# [WRITTEN REQUEST]
Extract the listing below in full, unchanged.

# [DATA TO PROCESS]
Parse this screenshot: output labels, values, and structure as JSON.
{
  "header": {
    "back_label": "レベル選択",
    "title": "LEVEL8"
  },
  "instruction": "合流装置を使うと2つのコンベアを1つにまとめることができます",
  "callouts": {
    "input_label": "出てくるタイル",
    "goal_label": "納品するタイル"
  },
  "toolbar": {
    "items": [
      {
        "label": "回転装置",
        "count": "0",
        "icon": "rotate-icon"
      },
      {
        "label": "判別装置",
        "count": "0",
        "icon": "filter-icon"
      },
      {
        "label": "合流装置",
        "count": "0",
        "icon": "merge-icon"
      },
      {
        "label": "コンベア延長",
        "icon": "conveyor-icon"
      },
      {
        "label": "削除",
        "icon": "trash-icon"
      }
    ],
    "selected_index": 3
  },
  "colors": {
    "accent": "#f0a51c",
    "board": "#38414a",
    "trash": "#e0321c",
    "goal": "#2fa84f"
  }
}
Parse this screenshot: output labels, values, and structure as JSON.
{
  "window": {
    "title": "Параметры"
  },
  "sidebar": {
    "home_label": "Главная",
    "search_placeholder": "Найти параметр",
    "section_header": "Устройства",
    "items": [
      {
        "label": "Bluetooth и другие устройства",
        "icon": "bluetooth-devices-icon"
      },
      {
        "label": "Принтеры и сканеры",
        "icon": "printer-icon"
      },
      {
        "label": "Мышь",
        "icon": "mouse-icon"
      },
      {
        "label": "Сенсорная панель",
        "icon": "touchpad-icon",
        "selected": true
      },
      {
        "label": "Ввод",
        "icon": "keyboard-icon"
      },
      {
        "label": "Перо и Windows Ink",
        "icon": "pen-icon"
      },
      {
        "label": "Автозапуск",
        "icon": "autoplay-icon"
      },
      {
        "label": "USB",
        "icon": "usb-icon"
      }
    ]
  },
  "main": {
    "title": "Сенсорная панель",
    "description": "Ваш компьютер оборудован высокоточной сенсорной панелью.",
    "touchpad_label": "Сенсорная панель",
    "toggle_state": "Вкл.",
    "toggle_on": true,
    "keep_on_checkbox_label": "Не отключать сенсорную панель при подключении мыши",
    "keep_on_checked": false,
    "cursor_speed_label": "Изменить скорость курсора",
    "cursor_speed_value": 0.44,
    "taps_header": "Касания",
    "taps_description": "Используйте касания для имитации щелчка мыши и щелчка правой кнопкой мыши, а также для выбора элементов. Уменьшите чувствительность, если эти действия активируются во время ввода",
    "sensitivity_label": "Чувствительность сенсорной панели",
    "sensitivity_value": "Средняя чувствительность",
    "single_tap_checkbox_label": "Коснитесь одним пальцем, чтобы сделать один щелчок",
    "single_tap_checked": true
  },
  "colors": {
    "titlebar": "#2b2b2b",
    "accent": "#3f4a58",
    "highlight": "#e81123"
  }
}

# [REPLY]
Parse this screenshot: output labels, values, and structure as JSON.
{
  "header": {
    "back_label": "レベル選択",
    "title": "LEVEL8"
  },
  "instruction": "合流装置を使うと2つのコンベアを1つにまとめることができます",
  "callouts": {
    "input_label": "出てくるタイル",
    "goal_label": "納品するタイル"
  },
  "toolbar": {
    "items": [
      {
        "label": "回転装置",
        "count": "0",
        "icon": "rotate-icon"
      },
      {
        "label": "判別装置",
        "count": "0",
        "icon": "filter-icon"
      },
      {
        "label": "合流装置",
        "count": "0",
        "icon": "merge-icon"
      },
      {
        "label": "コンベア延長",
        "icon": "conveyor-icon"
      },
      {
        "label": "削除",
        "icon": "trash-icon"
      }
    ],
    "selected_index": 3
  },
  "colors": {
    "accent": "#f0a51c",
    "board": "#38414a",
    "trash": "#e0321c",
    "goal": "#2fa84f"
  }
}
Parse this screenshot: output labels, values, and structure as JSON.
{
  "window": {
    "title": "Параметры"
  },
  "sidebar": {
    "home_label": "Главная",
    "search_placeholder": "Найти параметр",
    "section_header": "Устройства",
    "items": [
      {
        "label": "Bluetooth и другие устройства",
        "icon": "bluetooth-devices-icon"
      },
      {
        "label": "Принтеры и сканеры",
        "icon": "printer-icon"
      },
      {
        "label": "Мышь",
        "icon": "mouse-icon"
      },
      {
        "label": "Сенсорная панель",
        "icon": "touchpad-icon",
        "selected": true
      },
      {
        "label": "Ввод",
        "icon": "keyboard-icon"
      },
      {
        "label": "Перо и Windows Ink",
        "icon": "pen-icon"
      },
      {
        "label": "Автозапуск",
        "icon": "autoplay-icon"
      },
      {
        "label": "USB",
        "icon": "usb-icon"
      }
    ]
  },
  "main": {
    "title": "Сенсорная панель",
    "description": "Ваш компьютер оборудован высокоточной сенсорной панелью.",
    "touchpad_label": "Сенсорная панель",
    "toggle_state": "Вкл.",
    "toggle_on": true,
    "keep_on_checkbox_label": "Не отключать сенсорную панель при подключении мыши",
    "keep_on_checked": false,
    "cursor_speed_label": "Изменить скорость курсора",
    "cursor_speed_value": 0.44,
    "taps_header": "Касания",
    "taps_description": "Используйте касания для имитации щелчка мыши и щелчка правой кнопкой мыши, а также для выбора элементов. Уменьшите чувствительность, если эти действия активируются во время ввода",
    "sensitivity_label": "Чувствительность сенсорной панели",
    "sensitivity_value": "Средняя чувствительность",
    "single_tap_checkbox_label": "Коснитесь одним пальцем, чтобы сделать один щелчок",
    "single_tap_checked": true
  },
  "colors": {
    "titlebar": "#2b2b2b",
    "accent": "#3f4a58",
    "highlight": "#e81123"
  }
}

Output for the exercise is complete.